** BEGIN **
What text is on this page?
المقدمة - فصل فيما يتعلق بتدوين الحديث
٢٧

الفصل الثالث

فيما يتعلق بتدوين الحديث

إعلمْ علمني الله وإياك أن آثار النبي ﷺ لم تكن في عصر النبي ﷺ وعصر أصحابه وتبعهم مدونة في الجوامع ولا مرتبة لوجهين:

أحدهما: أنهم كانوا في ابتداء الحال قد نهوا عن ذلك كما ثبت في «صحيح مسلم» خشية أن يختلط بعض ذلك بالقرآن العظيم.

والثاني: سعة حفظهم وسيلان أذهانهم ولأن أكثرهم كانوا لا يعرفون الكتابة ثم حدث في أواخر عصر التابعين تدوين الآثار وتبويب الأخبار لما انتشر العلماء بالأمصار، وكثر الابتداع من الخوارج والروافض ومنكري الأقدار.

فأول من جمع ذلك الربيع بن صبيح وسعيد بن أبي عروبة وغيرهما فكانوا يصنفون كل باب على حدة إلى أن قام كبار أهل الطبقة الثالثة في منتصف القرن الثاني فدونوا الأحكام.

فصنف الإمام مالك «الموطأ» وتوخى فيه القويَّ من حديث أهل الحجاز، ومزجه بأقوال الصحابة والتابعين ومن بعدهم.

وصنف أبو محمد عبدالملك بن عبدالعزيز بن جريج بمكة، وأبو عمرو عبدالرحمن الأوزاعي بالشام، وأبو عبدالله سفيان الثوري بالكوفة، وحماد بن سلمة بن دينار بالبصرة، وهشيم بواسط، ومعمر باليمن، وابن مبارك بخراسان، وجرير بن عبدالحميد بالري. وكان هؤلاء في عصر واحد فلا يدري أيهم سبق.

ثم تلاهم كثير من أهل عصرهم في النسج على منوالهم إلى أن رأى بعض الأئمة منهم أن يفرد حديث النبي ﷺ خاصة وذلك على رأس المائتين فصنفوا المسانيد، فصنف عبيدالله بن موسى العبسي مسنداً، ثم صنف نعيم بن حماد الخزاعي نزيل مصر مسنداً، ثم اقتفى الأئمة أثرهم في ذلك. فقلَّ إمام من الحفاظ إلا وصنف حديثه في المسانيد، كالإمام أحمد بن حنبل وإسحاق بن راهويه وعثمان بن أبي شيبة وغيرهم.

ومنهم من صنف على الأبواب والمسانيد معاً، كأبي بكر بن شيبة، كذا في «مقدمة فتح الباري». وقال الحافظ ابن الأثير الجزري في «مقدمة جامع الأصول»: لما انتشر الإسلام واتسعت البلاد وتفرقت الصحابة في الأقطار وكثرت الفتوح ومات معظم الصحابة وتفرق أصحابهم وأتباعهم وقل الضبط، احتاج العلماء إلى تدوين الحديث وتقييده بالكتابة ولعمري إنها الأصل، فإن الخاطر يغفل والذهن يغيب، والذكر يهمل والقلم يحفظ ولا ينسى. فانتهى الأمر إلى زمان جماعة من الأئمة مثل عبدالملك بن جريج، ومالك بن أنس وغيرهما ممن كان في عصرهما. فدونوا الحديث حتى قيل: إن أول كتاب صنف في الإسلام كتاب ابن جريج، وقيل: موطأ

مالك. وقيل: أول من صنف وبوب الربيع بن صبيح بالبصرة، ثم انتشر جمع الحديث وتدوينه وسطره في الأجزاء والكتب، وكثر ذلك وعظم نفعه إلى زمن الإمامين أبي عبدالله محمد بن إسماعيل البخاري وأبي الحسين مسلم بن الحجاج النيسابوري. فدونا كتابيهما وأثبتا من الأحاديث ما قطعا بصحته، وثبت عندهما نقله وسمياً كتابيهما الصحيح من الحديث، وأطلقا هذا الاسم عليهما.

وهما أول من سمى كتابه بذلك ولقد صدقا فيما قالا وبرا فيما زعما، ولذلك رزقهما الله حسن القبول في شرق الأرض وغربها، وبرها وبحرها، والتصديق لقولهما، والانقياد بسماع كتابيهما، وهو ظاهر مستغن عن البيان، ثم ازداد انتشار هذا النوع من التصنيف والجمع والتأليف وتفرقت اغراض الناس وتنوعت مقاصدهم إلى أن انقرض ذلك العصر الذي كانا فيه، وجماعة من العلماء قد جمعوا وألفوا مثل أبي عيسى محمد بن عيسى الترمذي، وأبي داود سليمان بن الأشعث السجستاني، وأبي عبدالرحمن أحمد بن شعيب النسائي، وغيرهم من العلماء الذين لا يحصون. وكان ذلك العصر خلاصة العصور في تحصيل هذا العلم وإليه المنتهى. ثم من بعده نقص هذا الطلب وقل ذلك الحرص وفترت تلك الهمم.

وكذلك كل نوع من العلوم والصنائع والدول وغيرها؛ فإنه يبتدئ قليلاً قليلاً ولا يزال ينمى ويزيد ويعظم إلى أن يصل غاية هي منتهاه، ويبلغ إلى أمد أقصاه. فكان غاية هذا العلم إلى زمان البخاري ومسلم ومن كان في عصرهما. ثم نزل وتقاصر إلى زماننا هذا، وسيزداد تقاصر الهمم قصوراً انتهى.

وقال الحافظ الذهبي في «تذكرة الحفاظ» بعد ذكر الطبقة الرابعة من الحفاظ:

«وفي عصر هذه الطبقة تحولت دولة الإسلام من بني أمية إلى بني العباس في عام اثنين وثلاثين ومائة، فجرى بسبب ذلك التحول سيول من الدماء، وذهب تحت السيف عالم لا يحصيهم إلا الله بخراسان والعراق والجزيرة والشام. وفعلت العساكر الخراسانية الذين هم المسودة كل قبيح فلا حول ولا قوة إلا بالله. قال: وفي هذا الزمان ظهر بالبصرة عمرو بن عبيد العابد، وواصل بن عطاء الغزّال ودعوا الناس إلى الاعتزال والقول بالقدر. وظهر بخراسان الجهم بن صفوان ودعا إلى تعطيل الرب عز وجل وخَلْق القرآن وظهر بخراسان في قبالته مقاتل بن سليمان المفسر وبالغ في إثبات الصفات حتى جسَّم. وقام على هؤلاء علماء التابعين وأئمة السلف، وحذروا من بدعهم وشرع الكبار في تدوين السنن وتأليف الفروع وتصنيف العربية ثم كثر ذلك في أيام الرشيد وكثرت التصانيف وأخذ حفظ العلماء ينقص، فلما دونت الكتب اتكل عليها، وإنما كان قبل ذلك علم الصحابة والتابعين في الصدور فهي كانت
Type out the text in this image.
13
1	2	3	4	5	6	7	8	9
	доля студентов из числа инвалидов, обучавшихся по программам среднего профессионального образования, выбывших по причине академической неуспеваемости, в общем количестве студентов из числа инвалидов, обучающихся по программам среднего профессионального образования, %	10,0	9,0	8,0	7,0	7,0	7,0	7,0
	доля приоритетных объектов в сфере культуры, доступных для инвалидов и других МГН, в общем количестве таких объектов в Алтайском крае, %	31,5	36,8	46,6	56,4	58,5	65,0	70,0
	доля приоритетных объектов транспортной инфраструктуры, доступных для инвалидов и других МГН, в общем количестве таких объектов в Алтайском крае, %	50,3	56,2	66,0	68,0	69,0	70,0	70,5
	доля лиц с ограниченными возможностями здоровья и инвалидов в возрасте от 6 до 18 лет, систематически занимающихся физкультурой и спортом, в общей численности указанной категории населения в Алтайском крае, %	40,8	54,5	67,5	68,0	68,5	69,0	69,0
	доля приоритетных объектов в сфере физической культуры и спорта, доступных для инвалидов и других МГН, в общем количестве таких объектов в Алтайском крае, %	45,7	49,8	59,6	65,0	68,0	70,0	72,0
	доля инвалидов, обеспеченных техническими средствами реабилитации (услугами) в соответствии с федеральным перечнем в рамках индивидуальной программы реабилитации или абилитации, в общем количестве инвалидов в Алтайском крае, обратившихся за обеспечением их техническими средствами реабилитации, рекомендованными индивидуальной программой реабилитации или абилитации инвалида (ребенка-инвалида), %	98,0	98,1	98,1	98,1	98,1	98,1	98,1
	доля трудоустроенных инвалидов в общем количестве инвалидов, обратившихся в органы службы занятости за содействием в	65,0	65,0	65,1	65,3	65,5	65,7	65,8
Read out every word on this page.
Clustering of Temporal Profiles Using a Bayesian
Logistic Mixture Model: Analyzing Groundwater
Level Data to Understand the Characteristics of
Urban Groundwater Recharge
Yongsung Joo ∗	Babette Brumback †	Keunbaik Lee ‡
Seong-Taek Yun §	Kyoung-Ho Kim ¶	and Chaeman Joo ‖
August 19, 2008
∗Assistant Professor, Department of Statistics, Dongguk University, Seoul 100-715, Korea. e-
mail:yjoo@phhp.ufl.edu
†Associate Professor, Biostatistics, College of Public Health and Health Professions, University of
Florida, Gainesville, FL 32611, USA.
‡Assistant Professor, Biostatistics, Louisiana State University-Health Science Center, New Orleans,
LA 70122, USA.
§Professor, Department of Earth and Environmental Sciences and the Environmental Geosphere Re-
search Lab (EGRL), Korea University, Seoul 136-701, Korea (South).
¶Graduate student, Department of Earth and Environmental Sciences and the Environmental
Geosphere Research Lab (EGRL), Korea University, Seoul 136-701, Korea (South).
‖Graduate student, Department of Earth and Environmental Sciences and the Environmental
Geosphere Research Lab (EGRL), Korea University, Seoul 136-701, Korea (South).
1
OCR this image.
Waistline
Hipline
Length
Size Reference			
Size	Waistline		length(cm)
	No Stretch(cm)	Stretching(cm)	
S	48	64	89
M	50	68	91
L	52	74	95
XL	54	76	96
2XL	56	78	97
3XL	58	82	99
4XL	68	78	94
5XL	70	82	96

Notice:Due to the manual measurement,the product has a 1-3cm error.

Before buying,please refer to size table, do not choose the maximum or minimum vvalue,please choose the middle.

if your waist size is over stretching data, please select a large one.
** END **
Which lines hold the word "student"? Copy each of them from the records.

Expected output -
¶Graduate student, Department of Earth and Environmental Sciences and the Environmental
‖Graduate student, Department of Earth and Environmental Sciences and the Environmental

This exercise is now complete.